(Required work) Look for the string "title" and copy every line that has it.

==============================

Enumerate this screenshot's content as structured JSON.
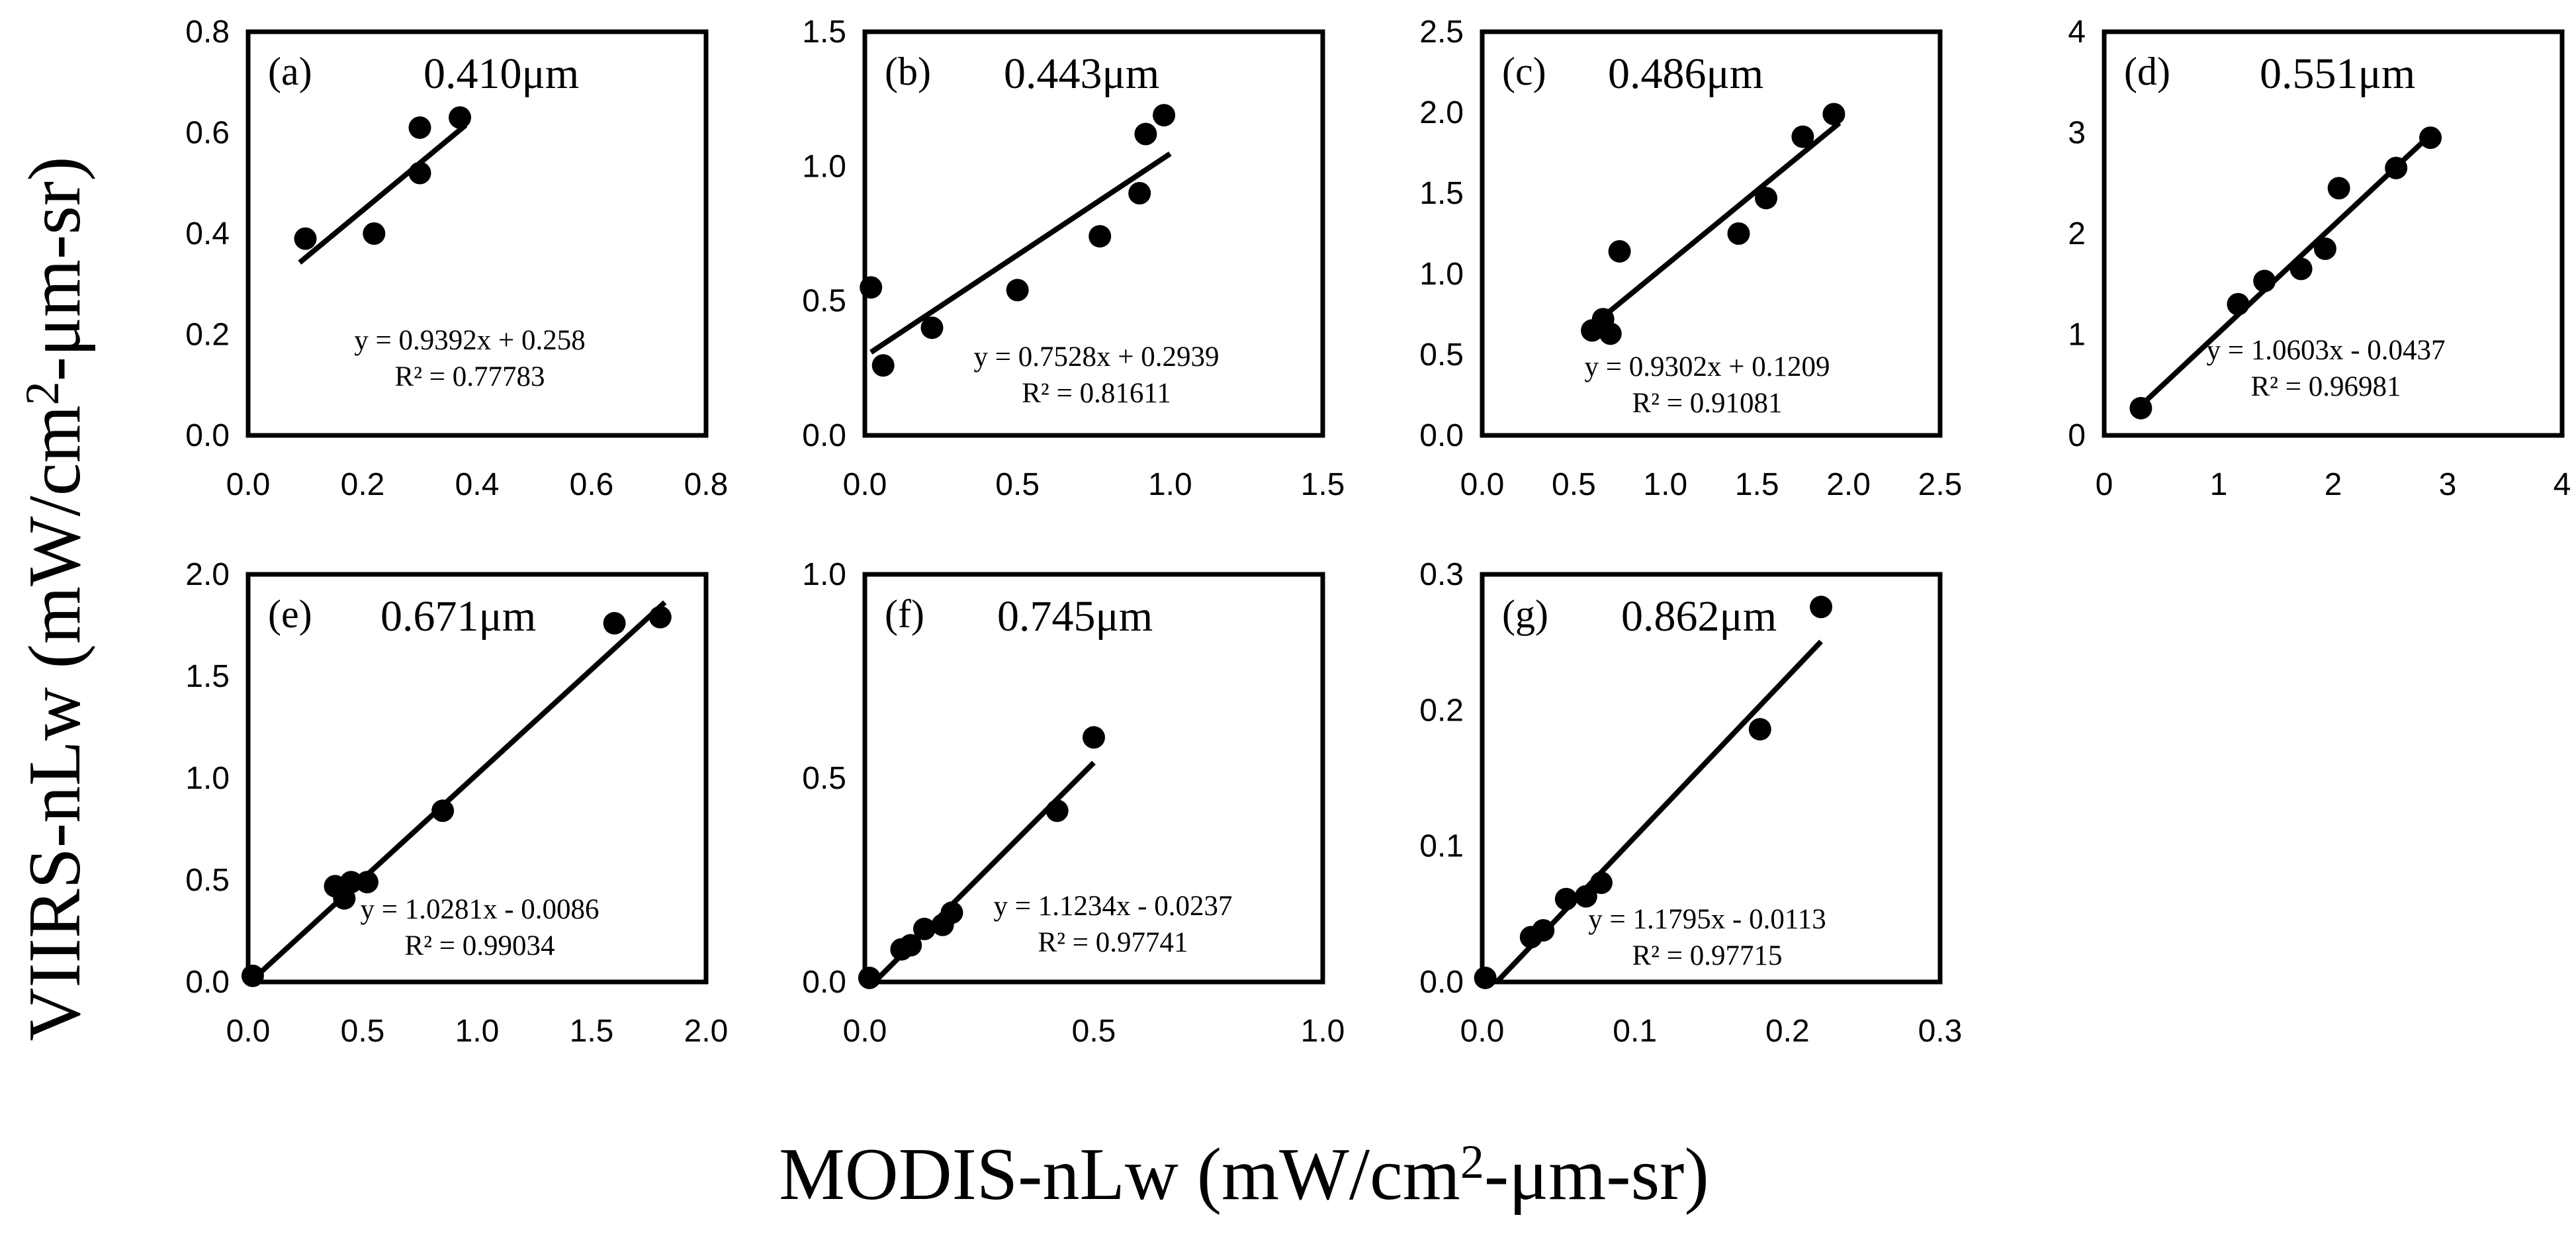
{
  "figure": {
    "global_ylabel": "VIIRS-nLw (mW/cm2-μm-sr)",
    "global_xlabel": "MODIS-nLw (mW/cm2-μm-sr)",
    "ylabel_prefix": "VIIRS-nLw (mW/cm",
    "xlabel_prefix": "MODIS-nLw (mW/cm",
    "label_superscript": "2",
    "label_suffix": "-μm-sr)"
  },
  "chart_data": [
    {
      "type": "scatter",
      "panel": "(a)",
      "title": "0.410μm",
      "equation": "y = 0.9392x + 0.258",
      "r2": "R² = 0.77783",
      "slope": 0.9392,
      "intercept": 0.258,
      "xlim": [
        0,
        0.8
      ],
      "ylim": [
        0,
        0.8
      ],
      "xticks": [
        0.0,
        0.2,
        0.4,
        0.6,
        0.8
      ],
      "yticks": [
        0.0,
        0.2,
        0.4,
        0.6,
        0.8
      ],
      "xtick_labels": [
        "0.0",
        "0.2",
        "0.4",
        "0.6",
        "0.8"
      ],
      "ytick_labels": [
        "0.0",
        "0.2",
        "0.4",
        "0.6",
        "0.8"
      ],
      "points": [
        [
          0.1,
          0.39
        ],
        [
          0.22,
          0.4
        ],
        [
          0.3,
          0.61
        ],
        [
          0.3,
          0.52
        ],
        [
          0.37,
          0.63
        ]
      ],
      "trend_x": [
        0.09,
        0.38
      ]
    },
    {
      "type": "scatter",
      "panel": "(b)",
      "title": "0.443μm",
      "equation": "y = 0.7528x + 0.2939",
      "r2": "R² = 0.81611",
      "slope": 0.7528,
      "intercept": 0.2939,
      "xlim": [
        0,
        1.5
      ],
      "ylim": [
        0,
        1.5
      ],
      "xticks": [
        0.0,
        0.5,
        1.0,
        1.5
      ],
      "yticks": [
        0.0,
        0.5,
        1.0,
        1.5
      ],
      "xtick_labels": [
        "0.0",
        "0.5",
        "1.0",
        "1.5"
      ],
      "ytick_labels": [
        "0.0",
        "0.5",
        "1.0",
        "1.5"
      ],
      "points": [
        [
          0.02,
          0.55
        ],
        [
          0.06,
          0.26
        ],
        [
          0.22,
          0.4
        ],
        [
          0.5,
          0.54
        ],
        [
          0.77,
          0.74
        ],
        [
          0.9,
          0.9
        ],
        [
          0.92,
          1.12
        ],
        [
          0.98,
          1.19
        ]
      ],
      "trend_x": [
        0.02,
        1.0
      ]
    },
    {
      "type": "scatter",
      "panel": "(c)",
      "title": "0.486μm",
      "equation": "y = 0.9302x + 0.1209",
      "r2": "R² = 0.91081",
      "slope": 0.9302,
      "intercept": 0.1209,
      "xlim": [
        0,
        2.5
      ],
      "ylim": [
        0,
        2.5
      ],
      "xticks": [
        0.0,
        0.5,
        1.0,
        1.5,
        2.0,
        2.5
      ],
      "yticks": [
        0.0,
        0.5,
        1.0,
        1.5,
        2.0,
        2.5
      ],
      "xtick_labels": [
        "0.0",
        "0.5",
        "1.0",
        "1.5",
        "2.0",
        "2.5"
      ],
      "ytick_labels": [
        "0.0",
        "0.5",
        "1.0",
        "1.5",
        "2.0",
        "2.5"
      ],
      "points": [
        [
          0.6,
          0.65
        ],
        [
          0.66,
          0.72
        ],
        [
          0.7,
          0.63
        ],
        [
          0.75,
          1.14
        ],
        [
          1.4,
          1.25
        ],
        [
          1.55,
          1.47
        ],
        [
          1.75,
          1.85
        ],
        [
          1.92,
          1.99
        ]
      ],
      "trend_x": [
        0.62,
        1.95
      ]
    },
    {
      "type": "scatter",
      "panel": "(d)",
      "title": "0.551μm",
      "equation": "y = 1.0603x - 0.0437",
      "r2": "R² = 0.96981",
      "slope": 1.0603,
      "intercept": -0.0437,
      "xlim": [
        0,
        4
      ],
      "ylim": [
        0,
        4
      ],
      "xticks": [
        0,
        1,
        2,
        3,
        4
      ],
      "yticks": [
        0,
        1,
        2,
        3,
        4
      ],
      "xtick_labels": [
        "0",
        "1",
        "2",
        "3",
        "4"
      ],
      "ytick_labels": [
        "0",
        "1",
        "2",
        "3",
        "4"
      ],
      "points": [
        [
          0.32,
          0.27
        ],
        [
          1.17,
          1.3
        ],
        [
          1.4,
          1.53
        ],
        [
          1.72,
          1.65
        ],
        [
          1.93,
          1.85
        ],
        [
          2.05,
          2.45
        ],
        [
          2.55,
          2.65
        ],
        [
          2.85,
          2.95
        ]
      ],
      "trend_x": [
        0.3,
        2.88
      ]
    },
    {
      "type": "scatter",
      "panel": "(e)",
      "title": "0.671μm",
      "equation": "y = 1.0281x - 0.0086",
      "r2": "R² = 0.99034",
      "slope": 1.0281,
      "intercept": -0.0086,
      "xlim": [
        0,
        2.0
      ],
      "ylim": [
        0,
        2.0
      ],
      "xticks": [
        0.0,
        0.5,
        1.0,
        1.5,
        2.0
      ],
      "yticks": [
        0.0,
        0.5,
        1.0,
        1.5,
        2.0
      ],
      "xtick_labels": [
        "0.0",
        "0.5",
        "1.0",
        "1.5",
        "2.0"
      ],
      "ytick_labels": [
        "0.0",
        "0.5",
        "1.0",
        "1.5",
        "2.0"
      ],
      "points": [
        [
          0.02,
          0.03
        ],
        [
          0.38,
          0.47
        ],
        [
          0.42,
          0.41
        ],
        [
          0.45,
          0.49
        ],
        [
          0.52,
          0.49
        ],
        [
          0.85,
          0.84
        ],
        [
          1.6,
          1.76
        ],
        [
          1.8,
          1.79
        ]
      ],
      "trend_x": [
        0.02,
        1.82
      ]
    },
    {
      "type": "scatter",
      "panel": "(f)",
      "title": "0.745μm",
      "equation": "y = 1.1234x - 0.0237",
      "r2": "R² = 0.97741",
      "slope": 1.1234,
      "intercept": -0.0237,
      "xlim": [
        0,
        1.0
      ],
      "ylim": [
        0,
        1.0
      ],
      "xticks": [
        0.0,
        0.5,
        1.0
      ],
      "yticks": [
        0.0,
        0.5,
        1.0
      ],
      "xtick_labels": [
        "0.0",
        "0.5",
        "1.0"
      ],
      "ytick_labels": [
        "0.0",
        "0.5",
        "1.0"
      ],
      "points": [
        [
          0.01,
          0.01
        ],
        [
          0.08,
          0.08
        ],
        [
          0.1,
          0.09
        ],
        [
          0.13,
          0.13
        ],
        [
          0.17,
          0.14
        ],
        [
          0.19,
          0.17
        ],
        [
          0.42,
          0.42
        ],
        [
          0.5,
          0.6
        ]
      ],
      "trend_x": [
        0.02,
        0.5
      ]
    },
    {
      "type": "scatter",
      "panel": "(g)",
      "title": "0.862μm",
      "equation": "y = 1.1795x - 0.0113",
      "r2": "R² = 0.97715",
      "slope": 1.1795,
      "intercept": -0.0113,
      "xlim": [
        0,
        0.3
      ],
      "ylim": [
        0,
        0.3
      ],
      "xticks": [
        0.0,
        0.1,
        0.2,
        0.3
      ],
      "yticks": [
        0.0,
        0.1,
        0.2,
        0.3
      ],
      "xtick_labels": [
        "0.0",
        "0.1",
        "0.2",
        "0.3"
      ],
      "ytick_labels": [
        "0.0",
        "0.1",
        "0.2",
        "0.3"
      ],
      "points": [
        [
          0.002,
          0.003
        ],
        [
          0.032,
          0.033
        ],
        [
          0.04,
          0.038
        ],
        [
          0.055,
          0.061
        ],
        [
          0.068,
          0.063
        ],
        [
          0.078,
          0.073
        ],
        [
          0.182,
          0.186
        ],
        [
          0.222,
          0.276
        ]
      ],
      "trend_x": [
        0.01,
        0.222
      ]
    }
  ]
}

==============================

(Solution to this task)
      "title": "0.410μm",
      "title": "0.443μm",
      "title": "0.486μm",
      "title": "0.551μm",
      "title": "0.671μm",
      "title": "0.745μm",
      "title": "0.862μm",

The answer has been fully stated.